— start of Extracted records —
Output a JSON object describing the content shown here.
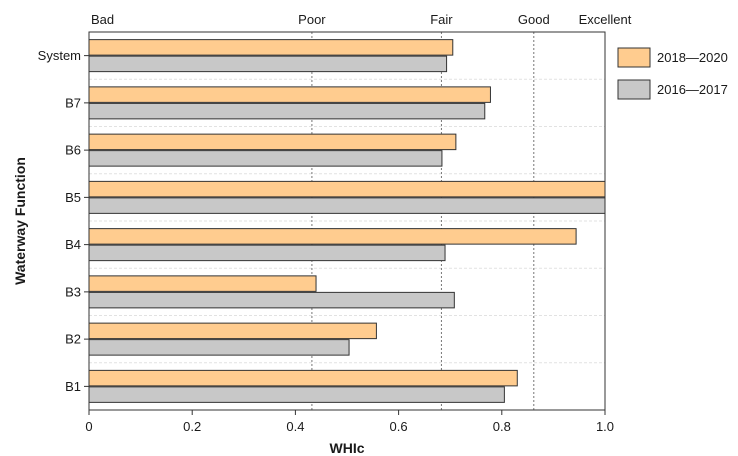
{
  "chart_data": {
    "type": "bar",
    "orientation": "horizontal",
    "xlabel": "WHIc",
    "ylabel": "Waterway Function",
    "xlim": [
      0,
      1.0
    ],
    "x_ticks": [
      "0",
      "0.2",
      "0.4",
      "0.6",
      "0.8",
      "1.0"
    ],
    "categories": [
      "System",
      "B7",
      "B6",
      "B5",
      "B4",
      "B3",
      "B2",
      "B1"
    ],
    "series": [
      {
        "name": "2018—2020",
        "color": "#ffcc8f",
        "values": [
          0.705,
          0.778,
          0.711,
          1.0,
          0.944,
          0.44,
          0.557,
          0.83
        ]
      },
      {
        "name": "2016—2017",
        "color": "#c8c8c8",
        "values": [
          0.693,
          0.767,
          0.684,
          1.0,
          0.69,
          0.708,
          0.504,
          0.805
        ]
      }
    ],
    "rating_thresholds": [
      {
        "label": "Bad",
        "value": 0.0,
        "line": false
      },
      {
        "label": "Poor",
        "value": 0.432,
        "line": true
      },
      {
        "label": "Fair",
        "value": 0.683,
        "line": true
      },
      {
        "label": "Good",
        "value": 0.862,
        "line": true
      },
      {
        "label": "Excellent",
        "value": 1.0,
        "line": false
      }
    ],
    "grid": "horizontal-dashed",
    "legend_position": "right"
  }
}
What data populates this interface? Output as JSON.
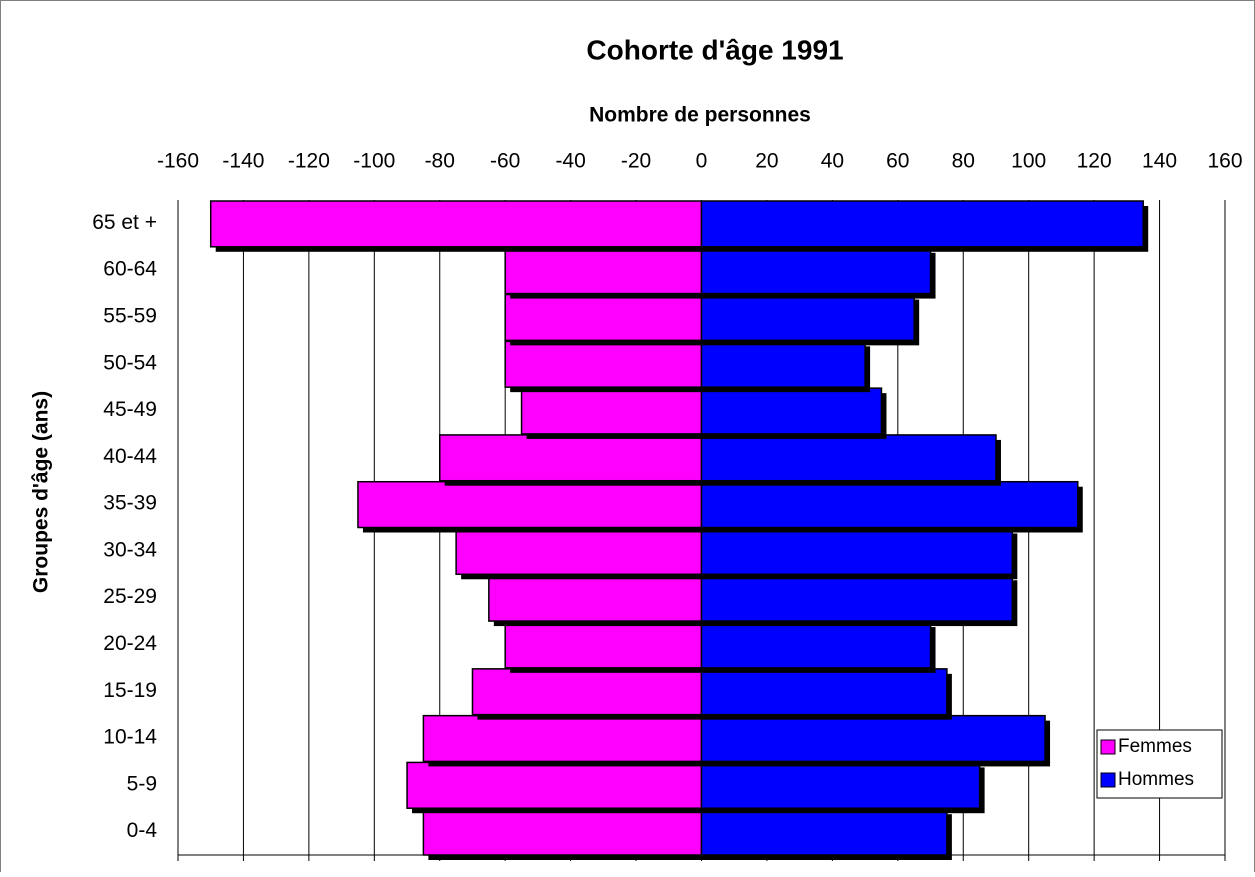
{
  "chart_data": {
    "type": "bar",
    "orientation": "horizontal",
    "stacked": "diverging",
    "title": "Cohorte d'âge 1991",
    "x_label": "Nombre de personnes",
    "y_label": "Groupes d'âge (ans)",
    "categories": [
      "0-4",
      "5-9",
      "10-14",
      "15-19",
      "20-24",
      "25-29",
      "30-34",
      "35-39",
      "40-44",
      "45-49",
      "50-54",
      "55-59",
      "60-64",
      "65 et +"
    ],
    "series": [
      {
        "name": "Femmes",
        "color": "#ff00ff",
        "values": [
          -85,
          -90,
          -85,
          -70,
          -60,
          -65,
          -75,
          -105,
          -80,
          -55,
          -60,
          -60,
          -60,
          -150
        ]
      },
      {
        "name": "Hommes",
        "color": "#0000ff",
        "values": [
          75,
          85,
          105,
          75,
          70,
          95,
          95,
          115,
          90,
          55,
          50,
          65,
          70,
          135
        ]
      }
    ],
    "xlim": [
      -160,
      160
    ],
    "xticks": [
      -160,
      -140,
      -120,
      -100,
      -80,
      -60,
      -40,
      -20,
      0,
      20,
      40,
      60,
      80,
      100,
      120,
      140,
      160
    ],
    "grid": true,
    "legend_position": "lower right"
  }
}
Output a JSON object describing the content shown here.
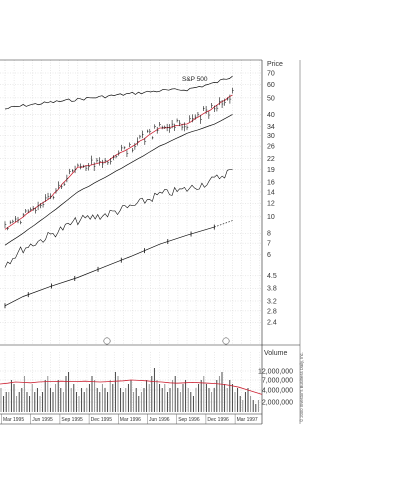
{
  "chart_data": {
    "type": "line",
    "title": "",
    "price_axis": {
      "label": "Price",
      "scale": "log",
      "ticks": [
        "70",
        "60",
        "50",
        "40",
        "34",
        "30",
        "26",
        "22",
        "19",
        "16",
        "14",
        "12",
        "10",
        "8",
        "7",
        "6",
        "4.5",
        "3.8",
        "3.2",
        "2.8",
        "2.4"
      ]
    },
    "volume_axis": {
      "label": "Volume",
      "ticks": [
        "12,000,000",
        "7,000,000",
        "4,000,000",
        "2,000,000"
      ]
    },
    "x_ticks": [
      "Mar 1995",
      "Jun 1995",
      "Sep 1995",
      "Dec 1995",
      "Mar 1996",
      "Jun 1996",
      "Sep 1996",
      "Dec 1996",
      "Mar 1997"
    ],
    "annotations": [
      "S&P 500"
    ],
    "copyright": "© 2000 Investor's Business Daily, Inc.",
    "grid": true,
    "colors": {
      "moving_average": "#cc2233",
      "lines": "#111111",
      "grid": "#bbbbbb"
    },
    "series": [
      {
        "name": "S&P 500",
        "x": [
          "Jan 1995",
          "Mar 1995",
          "Jun 1995",
          "Sep 1995",
          "Dec 1995",
          "Mar 1996",
          "Jun 1996",
          "Sep 1996",
          "Dec 1996",
          "Feb 1997"
        ],
        "values": [
          43,
          45,
          47,
          49,
          51,
          53,
          55,
          56,
          61,
          67
        ]
      },
      {
        "x": [
          "Jan 1995",
          "Mar 1995",
          "Jun 1995",
          "Sep 1995",
          "Dec 1995",
          "Mar 1996",
          "Jun 1996",
          "Sep 1996",
          "Dec 1996",
          "Feb 1997"
        ],
        "values": [
          8.5,
          10,
          13,
          19.5,
          21,
          26,
          33,
          35,
          44,
          52
        ]
      },
      {
        "x": [
          "Jan 1995",
          "Mar 1995",
          "Jun 1995",
          "Sep 1995",
          "Dec 1995",
          "Mar 1996",
          "Jun 1996",
          "Sep 1996",
          "Dec 1996",
          "Feb 1997"
        ],
        "values": [
          6.8,
          8,
          10.5,
          14,
          17,
          21,
          26,
          31,
          35,
          40
        ]
      },
      {
        "x": [
          "Jan 1995",
          "Mar 1995",
          "Jun 1995",
          "Sep 1995",
          "Dec 1995",
          "Mar 1996",
          "Jun 1996",
          "Sep 1996",
          "Dec 1996",
          "Feb 1997"
        ],
        "values": [
          5.3,
          6.5,
          7.8,
          9.5,
          10.3,
          11.5,
          13.5,
          14.5,
          16.5,
          19
        ]
      },
      {
        "x": [
          "Jan 1995",
          "Mar 1995",
          "Jun 1995",
          "Sep 1995",
          "Dec 1995",
          "Mar 1996",
          "Jun 1996",
          "Sep 1996",
          "Dec 1996",
          "Feb 1997"
        ],
        "values": [
          3.0,
          3.4,
          3.9,
          4.4,
          5.1,
          5.9,
          6.9,
          7.8,
          8.7,
          9.5
        ]
      }
    ],
    "volume": [
      6,
      4,
      5,
      5,
      8,
      7,
      4,
      5,
      6,
      9,
      5,
      4,
      7,
      5,
      6,
      4,
      5,
      8,
      9,
      6,
      5,
      7,
      8,
      6,
      5,
      9,
      10,
      6,
      7,
      5,
      4,
      6,
      5,
      6,
      7,
      9,
      8,
      6,
      5,
      7,
      6,
      5,
      8,
      7,
      10,
      9,
      6,
      5,
      6,
      7,
      8,
      5,
      6,
      4,
      5,
      6,
      8,
      7,
      9,
      11,
      8,
      7,
      6,
      7,
      5,
      6,
      8,
      9,
      6,
      5,
      7,
      8,
      6,
      5,
      4,
      6,
      7,
      8,
      9,
      7,
      6,
      5,
      6,
      8,
      9,
      10,
      7,
      6,
      8,
      7,
      5,
      6,
      4,
      3,
      5,
      6,
      4,
      3,
      2,
      3
    ],
    "volume_ma": [
      7,
      7.2,
      7.5,
      7.4,
      7.3,
      7.5,
      7.6,
      7.6,
      7.7,
      7.6,
      7.6,
      7.7,
      7.6,
      7.5,
      7.6,
      7.7,
      7.8,
      8.0,
      7.9,
      7.8,
      7.6,
      7.5,
      7.3,
      7.2,
      7.3,
      7.4,
      7.3,
      7.2,
      7.1,
      6.9,
      6.6,
      6.2,
      5.6,
      5.0,
      4.4
    ]
  }
}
— end of Extracted records —
→ To be done: In the entries above, find every line with the word "grid" and list it.

→ Exercise answer:
    "grid": "horizontal-dashed",
    "grid": true,
    "grid": true,
      "grid": "#bbbbbb"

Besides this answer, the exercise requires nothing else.